* _Work instruction_
Go through the listing and count the lines with "permanent" in them; write only the number.

---- Working data

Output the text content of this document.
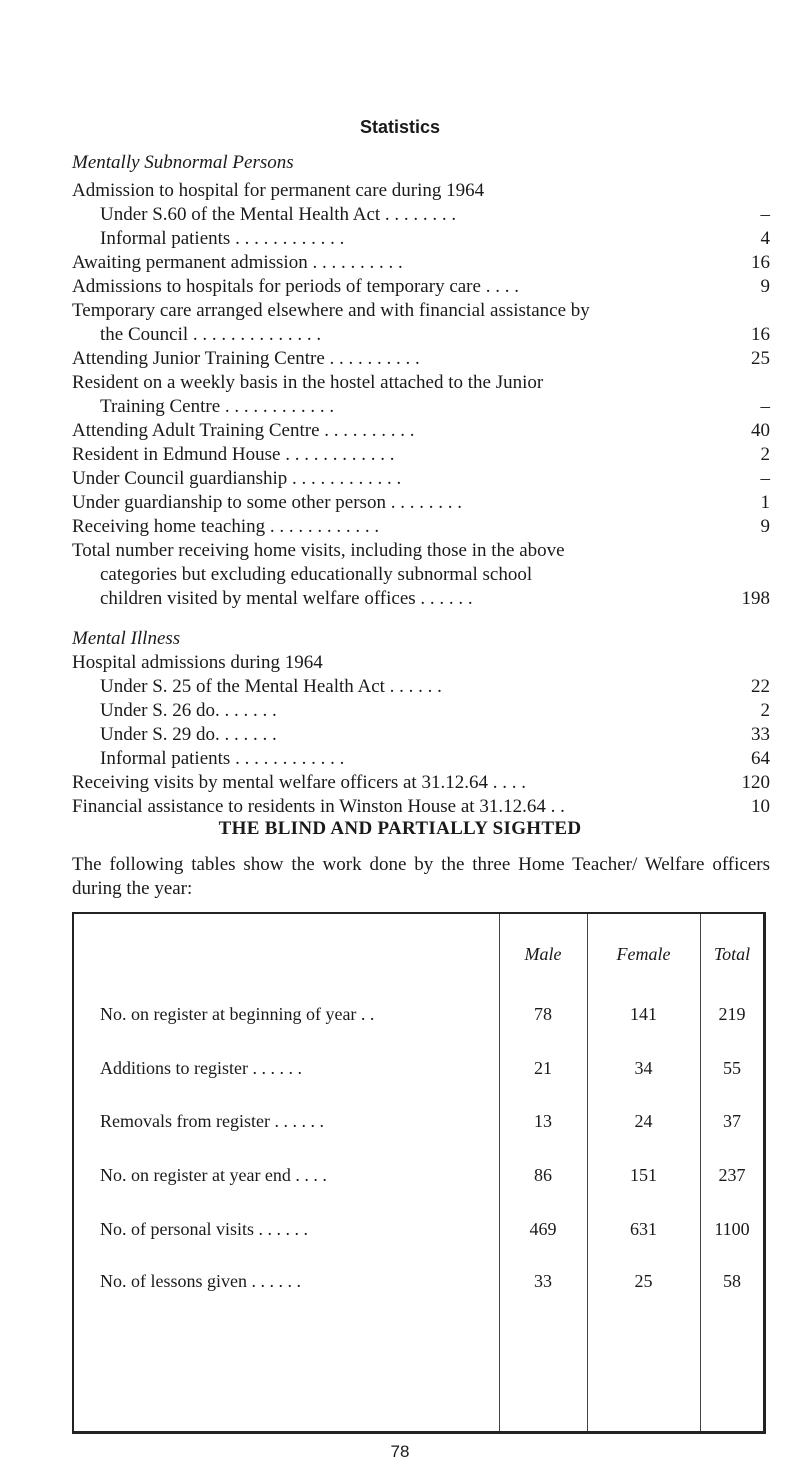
Statistics
Mentally Subnormal Persons
Admission to hospital for permanent care during 1964
Under S.60 of the Mental Health Act . . . . . . . .	–
Informal patients . . . . . . . . . . . .	4
Awaiting permanent admission . . . . . . . . . .	16
Admissions to hospitals for periods of temporary care . . . .	9
Temporary care arranged elsewhere and with financial assistance by
the Council . . . . . . . . . . . . . .	16
Attending Junior Training Centre . . . . . . . . . .	25
Resident on a weekly basis in the hostel attached to the Junior
Training Centre . . . . . . . . . . . .	–
Attending Adult Training Centre . . . . . . . . . .	40
Resident in Edmund House . . . . . . . . . . . .	2
Under Council guardianship . . . . . . . . . . . .	–
Under guardianship to some other person . . . . . . . .	1
Receiving home teaching . . . . . . . . . . . .	9
Total number receiving home visits, including those in the above
categories but excluding educationally subnormal school
children visited by mental welfare offices . . . . . .	198
Mental Illness
Hospital admissions during 1964
Under S. 25 of the Mental Health Act . . . . . .	22
Under S. 26 do. . . . . . .	2
Under S. 29 do. . . . . . .	33
Informal patients . . . . . . . . . . . .	64
Receiving visits by mental welfare officers at 31.12.64 . . . .	120
Financial assistance to residents in Winston House at 31.12.64 . .	10
THE BLIND AND PARTIALLY SIGHTED
The following tables show the work done by the three Home Teacher/ Welfare officers during the year:
Male	Female	Total
No. on register at beginning of year . .	78	141	219
Additions to register . . . . . .	21	34	55
Removals from register . . . . . .	13	24	37
No. on register at year end . . . .	86	151	237
No. of personal visits . . . . . .	469	631	1100
No. of lessons given . . . . . .	33	25	58
78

--------

* _Task answer_
2